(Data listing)
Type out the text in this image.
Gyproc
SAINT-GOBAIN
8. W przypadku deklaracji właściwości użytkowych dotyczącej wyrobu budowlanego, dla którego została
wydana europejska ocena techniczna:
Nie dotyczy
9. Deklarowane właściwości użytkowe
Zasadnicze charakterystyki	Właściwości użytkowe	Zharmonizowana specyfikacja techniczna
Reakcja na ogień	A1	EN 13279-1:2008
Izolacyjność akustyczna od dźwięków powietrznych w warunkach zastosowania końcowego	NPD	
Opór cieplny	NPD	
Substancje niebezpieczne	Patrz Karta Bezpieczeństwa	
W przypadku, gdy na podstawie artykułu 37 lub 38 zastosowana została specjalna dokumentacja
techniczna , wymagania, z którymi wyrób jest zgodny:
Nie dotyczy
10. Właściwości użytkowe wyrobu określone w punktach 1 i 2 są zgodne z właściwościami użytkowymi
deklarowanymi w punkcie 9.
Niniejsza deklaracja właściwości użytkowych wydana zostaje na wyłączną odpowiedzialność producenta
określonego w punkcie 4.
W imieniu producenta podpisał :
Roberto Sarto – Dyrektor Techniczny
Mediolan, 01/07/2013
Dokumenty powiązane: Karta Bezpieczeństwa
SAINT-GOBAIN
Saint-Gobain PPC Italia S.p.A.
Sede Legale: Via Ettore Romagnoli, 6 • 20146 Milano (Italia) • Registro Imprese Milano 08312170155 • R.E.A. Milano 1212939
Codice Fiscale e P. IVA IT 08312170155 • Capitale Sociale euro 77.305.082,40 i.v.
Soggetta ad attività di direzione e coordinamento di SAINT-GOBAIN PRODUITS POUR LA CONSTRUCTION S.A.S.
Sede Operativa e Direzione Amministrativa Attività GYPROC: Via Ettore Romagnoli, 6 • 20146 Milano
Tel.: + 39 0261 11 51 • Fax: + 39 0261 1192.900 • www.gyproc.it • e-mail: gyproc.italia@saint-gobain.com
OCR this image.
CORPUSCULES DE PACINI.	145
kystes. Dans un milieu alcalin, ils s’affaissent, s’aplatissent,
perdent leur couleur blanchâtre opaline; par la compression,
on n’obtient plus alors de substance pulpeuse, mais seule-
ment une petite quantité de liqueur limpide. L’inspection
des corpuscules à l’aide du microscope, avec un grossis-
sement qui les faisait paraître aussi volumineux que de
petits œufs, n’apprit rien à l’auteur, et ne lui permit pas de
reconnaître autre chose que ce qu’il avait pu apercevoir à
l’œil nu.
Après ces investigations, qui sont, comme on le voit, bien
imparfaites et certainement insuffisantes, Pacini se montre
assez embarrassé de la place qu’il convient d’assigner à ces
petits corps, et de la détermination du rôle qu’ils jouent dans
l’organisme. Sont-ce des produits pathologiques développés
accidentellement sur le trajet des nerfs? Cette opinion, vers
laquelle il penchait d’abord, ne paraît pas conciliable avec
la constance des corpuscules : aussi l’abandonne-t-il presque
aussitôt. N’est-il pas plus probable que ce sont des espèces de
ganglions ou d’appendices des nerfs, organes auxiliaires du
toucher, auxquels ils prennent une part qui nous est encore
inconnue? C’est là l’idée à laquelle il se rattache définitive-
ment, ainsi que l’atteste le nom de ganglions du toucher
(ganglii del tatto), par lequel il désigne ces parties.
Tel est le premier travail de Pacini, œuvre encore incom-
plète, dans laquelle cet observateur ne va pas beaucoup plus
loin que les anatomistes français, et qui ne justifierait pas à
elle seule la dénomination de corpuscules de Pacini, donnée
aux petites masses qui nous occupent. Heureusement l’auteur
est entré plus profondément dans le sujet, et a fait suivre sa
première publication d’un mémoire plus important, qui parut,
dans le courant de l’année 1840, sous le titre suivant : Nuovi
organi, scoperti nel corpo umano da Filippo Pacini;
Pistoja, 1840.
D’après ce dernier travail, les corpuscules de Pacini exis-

--

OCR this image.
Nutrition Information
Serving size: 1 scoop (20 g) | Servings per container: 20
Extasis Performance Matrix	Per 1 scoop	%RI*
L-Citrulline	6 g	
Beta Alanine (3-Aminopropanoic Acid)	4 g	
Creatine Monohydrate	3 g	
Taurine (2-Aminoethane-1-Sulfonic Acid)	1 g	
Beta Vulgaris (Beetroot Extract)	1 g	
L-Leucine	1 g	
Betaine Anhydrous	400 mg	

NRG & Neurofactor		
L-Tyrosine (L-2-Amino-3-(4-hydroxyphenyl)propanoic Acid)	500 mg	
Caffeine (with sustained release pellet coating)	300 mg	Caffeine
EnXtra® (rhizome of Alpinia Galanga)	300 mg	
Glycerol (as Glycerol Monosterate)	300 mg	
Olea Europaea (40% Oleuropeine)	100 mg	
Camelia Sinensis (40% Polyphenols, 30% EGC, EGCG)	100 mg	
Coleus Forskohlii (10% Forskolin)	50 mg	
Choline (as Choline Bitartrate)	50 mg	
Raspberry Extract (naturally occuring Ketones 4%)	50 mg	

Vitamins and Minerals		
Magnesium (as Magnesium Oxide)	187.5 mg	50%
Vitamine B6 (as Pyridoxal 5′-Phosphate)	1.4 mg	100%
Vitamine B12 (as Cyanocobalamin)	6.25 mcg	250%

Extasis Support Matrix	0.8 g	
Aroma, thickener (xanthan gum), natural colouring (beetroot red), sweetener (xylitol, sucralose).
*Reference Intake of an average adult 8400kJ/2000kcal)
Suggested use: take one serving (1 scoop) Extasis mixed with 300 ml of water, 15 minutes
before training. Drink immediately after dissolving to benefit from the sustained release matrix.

--

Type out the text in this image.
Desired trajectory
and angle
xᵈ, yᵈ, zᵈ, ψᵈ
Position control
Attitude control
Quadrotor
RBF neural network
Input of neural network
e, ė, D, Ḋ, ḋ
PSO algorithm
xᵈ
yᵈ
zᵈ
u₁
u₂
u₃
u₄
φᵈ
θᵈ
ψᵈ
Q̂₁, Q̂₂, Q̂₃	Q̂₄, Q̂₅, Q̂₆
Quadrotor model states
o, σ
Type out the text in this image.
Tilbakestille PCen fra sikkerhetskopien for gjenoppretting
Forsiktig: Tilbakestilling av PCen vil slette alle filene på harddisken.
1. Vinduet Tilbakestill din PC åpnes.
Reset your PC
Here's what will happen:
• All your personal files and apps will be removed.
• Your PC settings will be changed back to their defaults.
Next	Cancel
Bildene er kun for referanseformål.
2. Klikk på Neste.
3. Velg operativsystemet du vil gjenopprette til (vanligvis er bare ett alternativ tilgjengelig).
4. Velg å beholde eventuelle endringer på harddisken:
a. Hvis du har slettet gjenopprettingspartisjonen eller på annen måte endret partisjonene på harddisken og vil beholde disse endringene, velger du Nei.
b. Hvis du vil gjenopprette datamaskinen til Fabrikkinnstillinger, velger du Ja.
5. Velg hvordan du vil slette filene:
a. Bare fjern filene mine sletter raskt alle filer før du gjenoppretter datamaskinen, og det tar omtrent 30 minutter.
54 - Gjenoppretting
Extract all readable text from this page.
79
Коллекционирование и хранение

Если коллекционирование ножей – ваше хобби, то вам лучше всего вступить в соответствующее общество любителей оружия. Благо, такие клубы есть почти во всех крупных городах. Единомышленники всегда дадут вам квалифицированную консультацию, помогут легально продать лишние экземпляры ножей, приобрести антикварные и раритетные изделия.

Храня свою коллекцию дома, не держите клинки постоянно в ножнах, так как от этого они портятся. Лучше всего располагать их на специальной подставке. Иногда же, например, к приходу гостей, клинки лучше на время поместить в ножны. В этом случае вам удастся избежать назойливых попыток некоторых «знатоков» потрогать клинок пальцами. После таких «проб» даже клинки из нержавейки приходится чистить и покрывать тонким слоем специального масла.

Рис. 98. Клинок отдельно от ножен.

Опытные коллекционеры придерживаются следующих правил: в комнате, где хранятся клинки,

> Exercise prompt: Count how many lines in the data contain the word "przypadku", giving the number without comment.

> Written response: 2